It seems to be a constant question circling the craft beer world: how can the business of craft brewing still be growing? Haven’t we reached the point of saturation?
According to a report released this week by the Brewers Association, 2017 saw sustained growth across the board for the craft brewing industry.
There were just under 6,300 craft breweries in operation in 2017, up 16 percent from 2016 and 116 percent from 2013. In total, 25.4 million barrels were produced, which is a five percent increase from the previous year—and which represents 12.7 percent market share by volume of the overall beer industry. The retail value of craft beer was estimated at $26 billion, an eight percent rise from 2016.
Of the total growth in the craft beer realm, microbreweries and brewpubs were responsible for 76 percent. However, there are signs of harder times ahead for craft brewers.

= = = = =

- _Required work_
(A) According to the passage on craft brewing growth, how many barrels of craft beer were produced in 2017?
(B) Extend the passage on craft brewing growth, picking up right after its final sentence.

A block of data:
= = = = =

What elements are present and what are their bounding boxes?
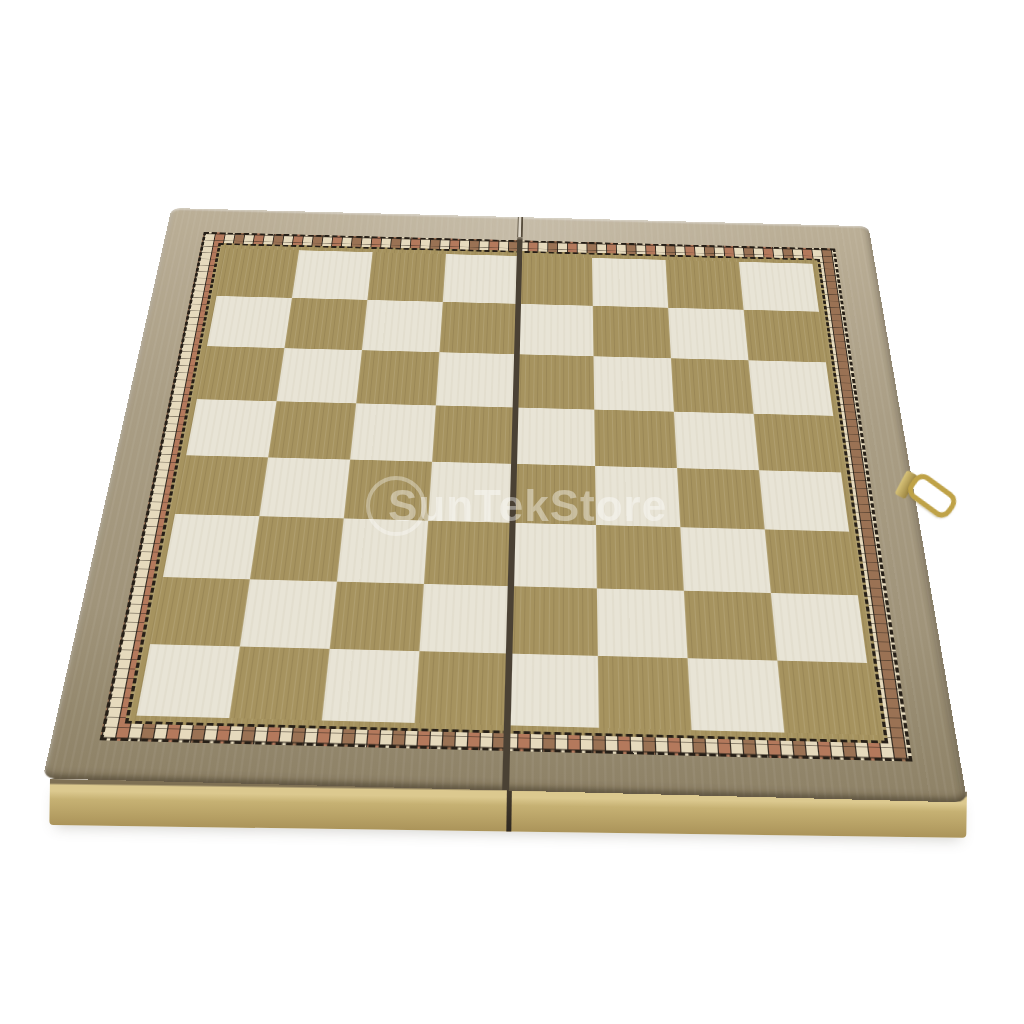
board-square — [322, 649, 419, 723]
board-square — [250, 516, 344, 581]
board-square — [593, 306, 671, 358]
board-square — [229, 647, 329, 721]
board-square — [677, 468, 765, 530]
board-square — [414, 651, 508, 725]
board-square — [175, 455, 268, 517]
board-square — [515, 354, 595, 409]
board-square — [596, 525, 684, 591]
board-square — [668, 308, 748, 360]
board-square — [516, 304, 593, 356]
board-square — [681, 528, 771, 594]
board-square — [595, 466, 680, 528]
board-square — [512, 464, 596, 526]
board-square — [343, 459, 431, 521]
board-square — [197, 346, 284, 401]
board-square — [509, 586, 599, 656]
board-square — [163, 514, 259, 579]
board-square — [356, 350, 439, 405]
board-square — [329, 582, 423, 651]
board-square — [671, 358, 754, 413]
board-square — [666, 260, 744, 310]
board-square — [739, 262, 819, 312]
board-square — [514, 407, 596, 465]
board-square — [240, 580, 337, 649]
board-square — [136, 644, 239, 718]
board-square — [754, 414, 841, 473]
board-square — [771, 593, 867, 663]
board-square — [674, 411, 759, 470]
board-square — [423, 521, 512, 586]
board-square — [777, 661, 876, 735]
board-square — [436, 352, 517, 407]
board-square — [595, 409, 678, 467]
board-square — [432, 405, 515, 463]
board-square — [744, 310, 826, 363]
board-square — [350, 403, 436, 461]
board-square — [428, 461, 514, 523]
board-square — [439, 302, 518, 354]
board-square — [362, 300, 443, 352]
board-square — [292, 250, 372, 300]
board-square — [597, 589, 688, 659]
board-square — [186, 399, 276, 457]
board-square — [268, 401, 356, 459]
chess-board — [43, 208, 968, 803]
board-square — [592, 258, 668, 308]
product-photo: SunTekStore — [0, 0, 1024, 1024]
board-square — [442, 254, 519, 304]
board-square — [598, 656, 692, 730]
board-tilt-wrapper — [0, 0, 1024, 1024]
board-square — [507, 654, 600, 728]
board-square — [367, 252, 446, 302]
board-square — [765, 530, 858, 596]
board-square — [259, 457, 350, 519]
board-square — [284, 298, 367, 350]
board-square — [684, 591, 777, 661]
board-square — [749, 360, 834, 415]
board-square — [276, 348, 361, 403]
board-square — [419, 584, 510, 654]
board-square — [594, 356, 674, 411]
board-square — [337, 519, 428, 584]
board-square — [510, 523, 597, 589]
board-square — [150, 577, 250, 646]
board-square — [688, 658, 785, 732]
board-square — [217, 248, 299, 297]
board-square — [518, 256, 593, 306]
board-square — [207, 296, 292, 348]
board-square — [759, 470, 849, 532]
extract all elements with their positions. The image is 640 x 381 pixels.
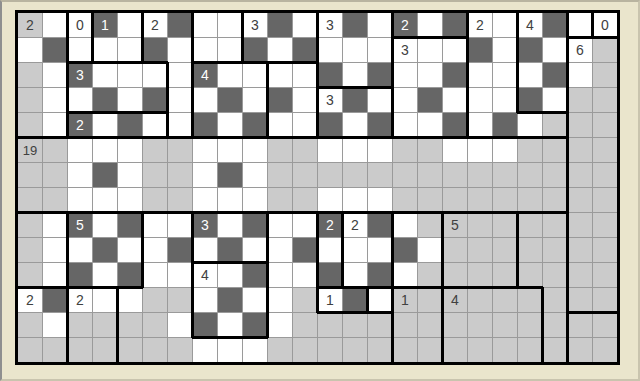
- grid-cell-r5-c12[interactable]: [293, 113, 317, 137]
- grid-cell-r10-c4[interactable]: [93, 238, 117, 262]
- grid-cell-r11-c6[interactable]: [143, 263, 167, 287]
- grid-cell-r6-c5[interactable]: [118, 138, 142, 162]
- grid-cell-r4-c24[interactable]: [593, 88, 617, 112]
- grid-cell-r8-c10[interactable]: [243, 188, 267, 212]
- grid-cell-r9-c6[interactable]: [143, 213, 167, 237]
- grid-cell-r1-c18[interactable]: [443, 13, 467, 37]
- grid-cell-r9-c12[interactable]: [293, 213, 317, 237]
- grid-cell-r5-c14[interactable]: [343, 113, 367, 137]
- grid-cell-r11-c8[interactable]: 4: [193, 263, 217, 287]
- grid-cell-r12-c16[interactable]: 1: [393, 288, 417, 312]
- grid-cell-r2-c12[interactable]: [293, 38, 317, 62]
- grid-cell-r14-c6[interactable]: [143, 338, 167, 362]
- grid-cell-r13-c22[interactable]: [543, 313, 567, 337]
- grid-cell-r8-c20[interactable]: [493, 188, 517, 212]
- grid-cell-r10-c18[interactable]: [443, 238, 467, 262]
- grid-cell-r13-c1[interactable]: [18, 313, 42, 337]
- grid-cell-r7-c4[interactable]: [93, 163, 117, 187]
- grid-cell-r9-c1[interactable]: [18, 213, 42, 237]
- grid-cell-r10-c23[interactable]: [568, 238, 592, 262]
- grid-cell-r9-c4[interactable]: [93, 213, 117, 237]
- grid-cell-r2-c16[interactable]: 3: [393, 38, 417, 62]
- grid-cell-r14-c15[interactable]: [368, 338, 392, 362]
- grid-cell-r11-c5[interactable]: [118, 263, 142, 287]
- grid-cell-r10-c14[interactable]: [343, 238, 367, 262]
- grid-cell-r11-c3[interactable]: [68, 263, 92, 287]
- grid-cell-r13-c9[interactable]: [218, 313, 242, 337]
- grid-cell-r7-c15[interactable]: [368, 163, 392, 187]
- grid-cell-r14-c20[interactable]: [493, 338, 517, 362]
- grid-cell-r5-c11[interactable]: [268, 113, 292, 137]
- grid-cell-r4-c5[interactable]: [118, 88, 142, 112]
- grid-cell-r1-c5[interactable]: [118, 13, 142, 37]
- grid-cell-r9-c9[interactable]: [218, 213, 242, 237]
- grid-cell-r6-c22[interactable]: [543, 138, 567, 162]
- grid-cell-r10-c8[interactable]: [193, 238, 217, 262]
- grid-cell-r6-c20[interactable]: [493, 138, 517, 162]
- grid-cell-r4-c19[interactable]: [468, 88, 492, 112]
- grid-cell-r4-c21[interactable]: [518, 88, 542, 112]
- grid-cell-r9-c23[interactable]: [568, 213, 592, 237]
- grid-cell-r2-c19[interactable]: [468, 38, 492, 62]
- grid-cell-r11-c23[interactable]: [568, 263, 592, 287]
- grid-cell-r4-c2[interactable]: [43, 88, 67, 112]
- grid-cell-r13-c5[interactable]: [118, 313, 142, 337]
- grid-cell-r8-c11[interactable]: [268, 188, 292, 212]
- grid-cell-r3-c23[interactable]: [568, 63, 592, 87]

= = = = =

- _Answers to the exercises_
(A) 25.4 million barrels

(B)
“Beer lovers are trending toward supporting their local small and independent community craft breweries,” says Bart Watson, Brewers Association’s chief economist. “At the same time, as distribution channels experience increased competition and challenges, craft brewer performance was more mixed than in recent years, with those relying on the broadest distribution facing the most pressure.”
This increased competition and pressure may have factored into the number of brewery closings rising to 165 in 2017, up from 97 in 2016. But still the number of brewery openings still greatly outnumbers closings. In 2017 alone, there were 997 new brewery openings, up from 826 in 2016.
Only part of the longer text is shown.